▶ EXERCISE
Output, word for word, the line that contains "Extract the structured" and all lines following it to the end of the listing. Drop the pictures.

▶ AVAILABLE RECORDS
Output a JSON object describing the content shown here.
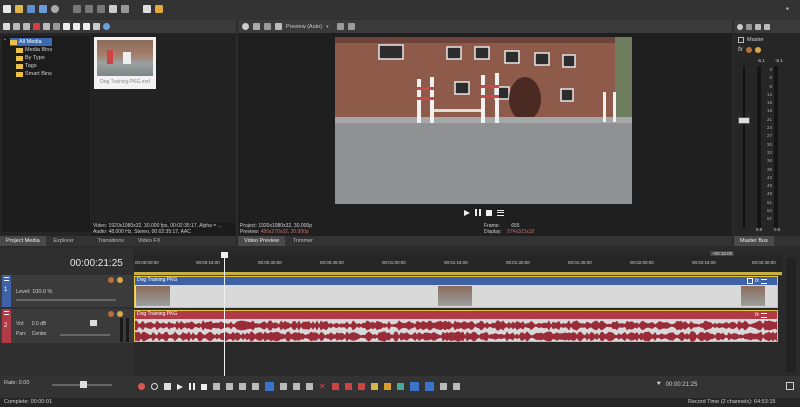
{
  "toolbar_icons": [
    "new-icon",
    "open-icon",
    "save-icon",
    "save-as-icon",
    "properties-icon",
    "settings-icon",
    "cut-icon",
    "copy-icon",
    "paste-icon",
    "delete-icon",
    "undo-icon",
    "redo-icon",
    "selection-icon",
    "envelope-icon"
  ],
  "media_panel": {
    "tree": [
      "All Media",
      "Media Bins",
      "By Type",
      "Tags",
      "Smart Bins"
    ],
    "thumb_label": "Dog Training PKG.mxf",
    "info_video": "Video: 1920x1080x32, 30.000 fps, 00:02:35:17, Alpha = ...",
    "info_audio": "Audio: 48,000 Hz, Stereo, 00:02:35:17, AAC"
  },
  "tabs_left": [
    "Project Media",
    "Explorer",
    "Transitions",
    "Video FX"
  ],
  "preview": {
    "mode": "Preview (Auto)",
    "project_label": "Project:",
    "project_value": "1920x1080x32, 30.000p",
    "preview_label": "Preview:",
    "preview_value": "480x270x32, 30.000p",
    "frame_label": "Frame:",
    "frame_value": "655",
    "display_label": "Display:",
    "display_value": "574x323x32"
  },
  "tabs_center": [
    "Video Preview",
    "Trimmer"
  ],
  "master": {
    "title": "Master",
    "level_l": "-6.1",
    "level_r": "-6.1",
    "scale": [
      "3",
      "6",
      "9",
      "12",
      "15",
      "18",
      "21",
      "24",
      "27",
      "30",
      "33",
      "36",
      "39",
      "42",
      "45",
      "48",
      "51",
      "54",
      "57"
    ],
    "bottom_l": "0.0",
    "bottom_r": "0.0",
    "tab": "Master Bus"
  },
  "timeline": {
    "timecode": "00:00:21:25",
    "ruler": [
      "00:00:00:00",
      "00:00:15:00",
      "00:00:30:00",
      "00:00:45:00",
      "00:01:00:00",
      "00:01:15:00",
      "00:01:30:00",
      "00:01:45:00",
      "00:02:00:00",
      "00:02:15:00",
      "00:02:30:00"
    ],
    "marker_pos": "+00:15:00",
    "video_track": {
      "num": "1",
      "level_label": "Level:",
      "level_value": "100.0 %",
      "clip": "Dog Training PKG"
    },
    "audio_track": {
      "num": "2",
      "vol_label": "Vol:",
      "vol_value": "0.0 dB",
      "pan_label": "Pan:",
      "pan_value": "Center",
      "clip": "Dog Training PKG"
    }
  },
  "transport": {
    "rate_label": "Rate: 0.00",
    "cursor_time": "00:00:21:25"
  },
  "status": {
    "left": "Complete: 00:00:01",
    "right": "Record Time (2 channels): 64:53:15"
  },
  "colors": {
    "video_clip": "#3f62a6",
    "audio_clip": "#b03a45",
    "clip_body": "#d8d8d8",
    "accent": "#ffd84a"
  }
}
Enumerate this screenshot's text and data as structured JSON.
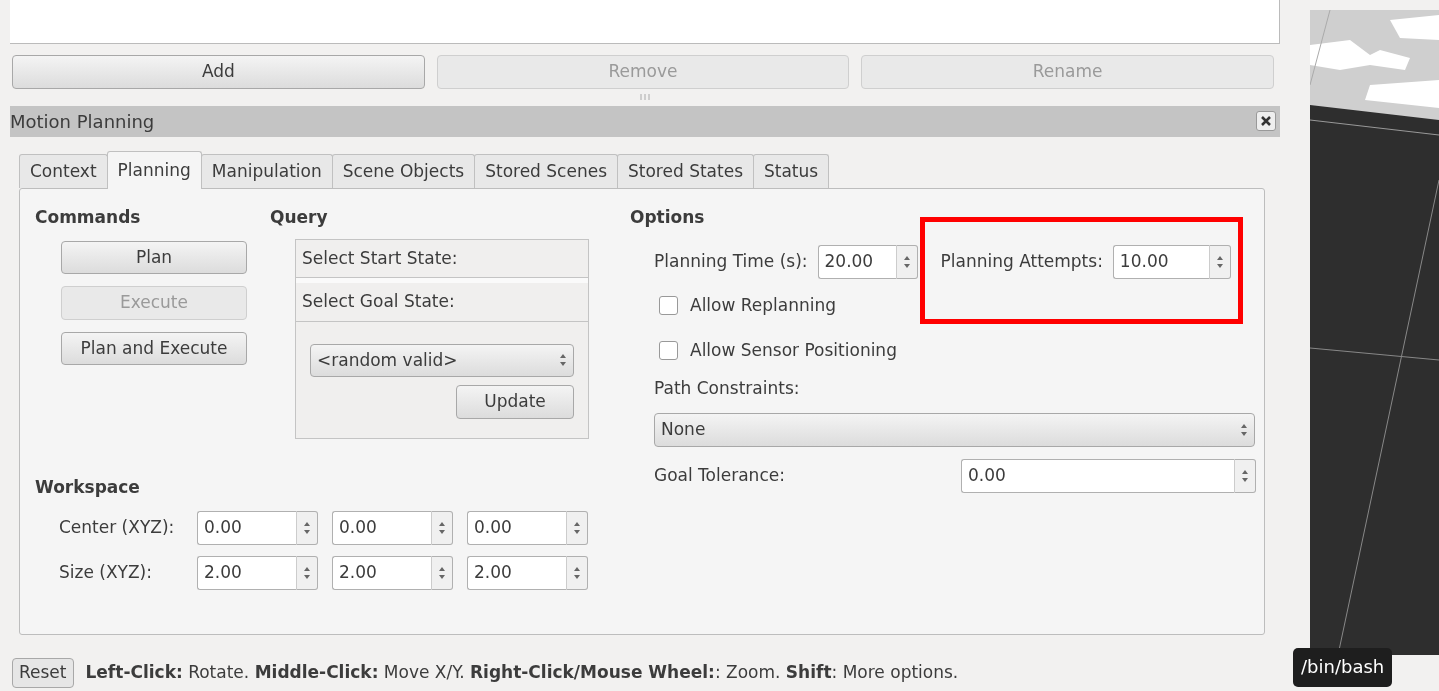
{
  "top_buttons": [
    {
      "label": "Add",
      "disabled": false
    },
    {
      "label": "Remove",
      "disabled": true
    },
    {
      "label": "Rename",
      "disabled": true
    }
  ],
  "panel": {
    "title": "Motion Planning"
  },
  "tabs": [
    {
      "label": "Context",
      "selected": false
    },
    {
      "label": "Planning",
      "selected": true
    },
    {
      "label": "Manipulation",
      "selected": false
    },
    {
      "label": "Scene Objects",
      "selected": false
    },
    {
      "label": "Stored Scenes",
      "selected": false
    },
    {
      "label": "Stored States",
      "selected": false
    },
    {
      "label": "Status",
      "selected": false
    }
  ],
  "commands": {
    "heading": "Commands",
    "buttons": [
      {
        "label": "Plan",
        "disabled": false
      },
      {
        "label": "Execute",
        "disabled": true
      },
      {
        "label": "Plan and Execute",
        "disabled": false
      }
    ]
  },
  "query": {
    "heading": "Query",
    "start_label": "Select Start State:",
    "goal_label": "Select Goal State:",
    "goal_combo": "<random valid>",
    "update_button": "Update"
  },
  "options": {
    "heading": "Options",
    "planning_time": {
      "label": "Planning Time (s):",
      "value": "20.00"
    },
    "planning_attempts": {
      "label": "Planning Attempts:",
      "value": "10.00",
      "highlighted": true
    },
    "checkboxes": [
      {
        "label": "Allow Replanning",
        "checked": false
      },
      {
        "label": "Allow Sensor Positioning",
        "checked": false
      }
    ],
    "path_constraints": {
      "label": "Path Constraints:",
      "value": "None"
    },
    "goal_tolerance": {
      "label": "Goal Tolerance:",
      "value": "0.00"
    }
  },
  "workspace": {
    "heading": "Workspace",
    "rows": [
      {
        "label": "Center (XYZ):",
        "values": [
          "0.00",
          "0.00",
          "0.00"
        ]
      },
      {
        "label": "Size (XYZ):",
        "values": [
          "2.00",
          "2.00",
          "2.00"
        ]
      }
    ]
  },
  "status_bar": {
    "reset_button": "Reset",
    "hint": "**Left-Click:** Rotate. **Middle-Click:** Move X/Y. **Right-Click/Mouse Wheel:**: Zoom. **Shift**: More options."
  },
  "tooltip": "/bin/bash"
}
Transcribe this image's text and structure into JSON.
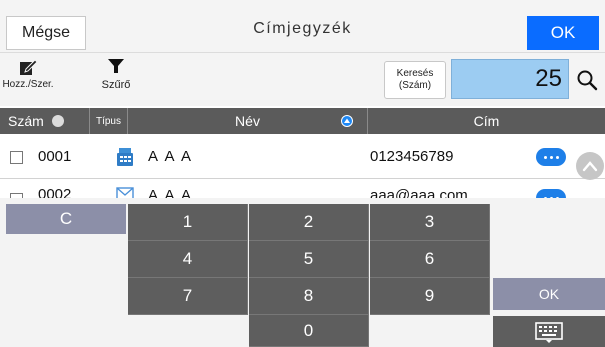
{
  "titlebar": {
    "cancel_label": "Mégse",
    "title": "Címjegyzék",
    "ok_label": "OK"
  },
  "toolbar": {
    "add_edit_label": "Hozz./Szer.",
    "filter_label": "Szűrő",
    "search_label_line1": "Keresés",
    "search_label_line2": "(Szám)",
    "search_value": "25",
    "search_icon": "magnifier-icon"
  },
  "table": {
    "headers": {
      "number": "Szám",
      "type": "Típus",
      "name": "Név",
      "address": "Cím"
    },
    "rows": [
      {
        "number": "0001",
        "type_icon": "fax-icon",
        "name": "A A A",
        "address": "0123456789"
      },
      {
        "number": "0002",
        "type_icon": "email-icon",
        "name": "A A A",
        "address": "aaa@aaa.com"
      }
    ]
  },
  "keypad": {
    "clear_label": "C",
    "digits": [
      "1",
      "2",
      "3",
      "4",
      "5",
      "6",
      "7",
      "8",
      "9",
      "0"
    ],
    "ok_label": "OK",
    "keyboard_icon": "keyboard-icon"
  },
  "colors": {
    "primary": "#0a6cff",
    "header_bg": "#5b5b5b",
    "keypad_key": "#5e5e5e",
    "keypad_action": "#8c8fa8",
    "search_field": "#9cccf2"
  }
}
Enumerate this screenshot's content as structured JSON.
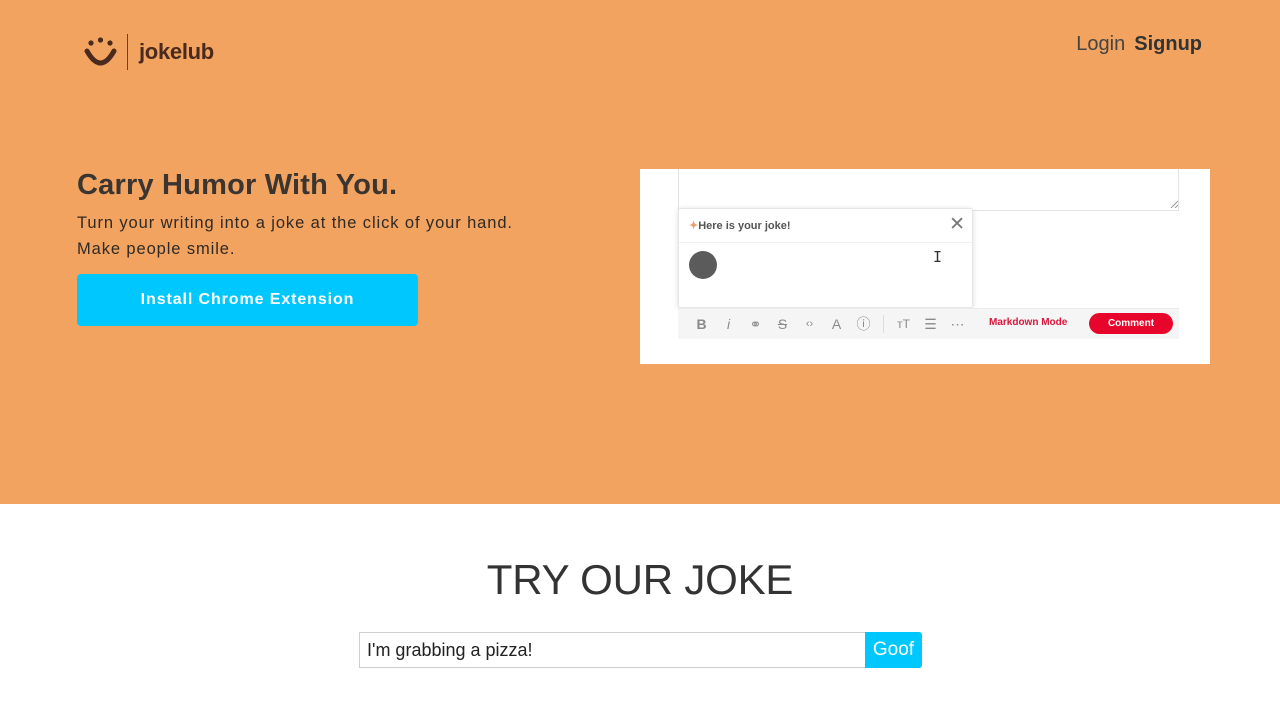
{
  "brand": {
    "name": "jokelub",
    "logo_icon": "smile-icon",
    "colors": {
      "hero_bg": "#f2a35f",
      "accent": "#00c8ff",
      "logo_dark": "#4a2a1e"
    }
  },
  "nav": {
    "login": "Login",
    "signup": "Signup"
  },
  "hero": {
    "headline": "Carry Humor With You.",
    "subline": "Turn your writing into a joke at the click of your hand. Make people smile.",
    "install_button": "Install Chrome Extension"
  },
  "preview": {
    "popup_title": "Here is your joke!",
    "close_icon": "close-icon",
    "markdown_mode": "Markdown Mode",
    "comment_button": "Comment",
    "toolbar_icons": [
      "bold-icon",
      "italic-icon",
      "link-icon",
      "strikethrough-icon",
      "code-icon",
      "text-size-icon",
      "info-icon",
      "heading-icon",
      "list-icon",
      "more-icon"
    ]
  },
  "try_section": {
    "title": "TRY OUR JOKE",
    "input_value": "I'm grabbing a pizza!",
    "submit_button": "Goof"
  }
}
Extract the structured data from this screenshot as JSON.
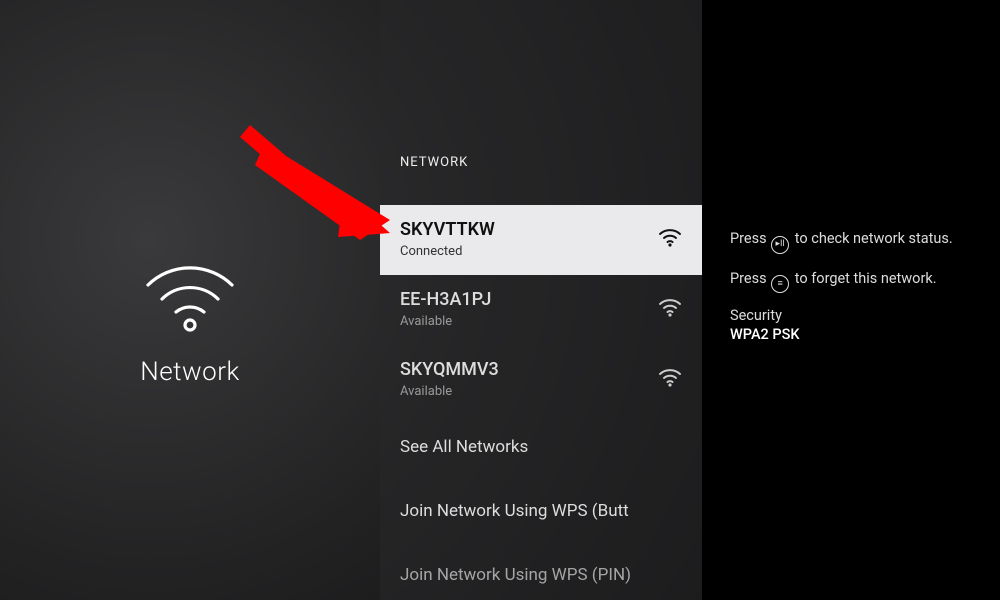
{
  "left": {
    "title": "Network"
  },
  "mid": {
    "header": "NETWORK",
    "networks": [
      {
        "name": "SKYVTTKW",
        "status": "Connected"
      },
      {
        "name": "EE-H3A1PJ",
        "status": "Available"
      },
      {
        "name": "SKYQMMV3",
        "status": "Available"
      }
    ],
    "see_all": "See All Networks",
    "wps_button": "Join Network Using WPS (Butt",
    "wps_pin": "Join Network Using WPS (PIN)"
  },
  "right": {
    "tip1_prefix": "Press ",
    "tip1_icon": "▸II",
    "tip1_suffix": " to check network status.",
    "tip2_prefix": "Press ",
    "tip2_icon": "≡",
    "tip2_suffix": " to forget this network.",
    "security_label": "Security",
    "security_value": "WPA2 PSK"
  }
}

▶ SOLUTION
Extract the structured data from this screenshot as JSON.
{
  "left": {
    "title": "Network"
  },
  "mid": {
    "header": "NETWORK",
    "networks": [
      {
        "name": "SKYVTTKW",
        "status": "Connected"
      },
      {
        "name": "EE-H3A1PJ",
        "status": "Available"
      },
      {
        "name": "SKYQMMV3",
        "status": "Available"
      }
    ],
    "see_all": "See All Networks",
    "wps_button": "Join Network Using WPS (Butt",
    "wps_pin": "Join Network Using WPS (PIN)"
  },
  "right": {
    "tip1_prefix": "Press ",
    "tip1_icon": "▸II",
    "tip1_suffix": " to check network status.",
    "tip2_prefix": "Press ",
    "tip2_icon": "≡",
    "tip2_suffix": " to forget this network.",
    "security_label": "Security",
    "security_value": "WPA2 PSK"
  }
}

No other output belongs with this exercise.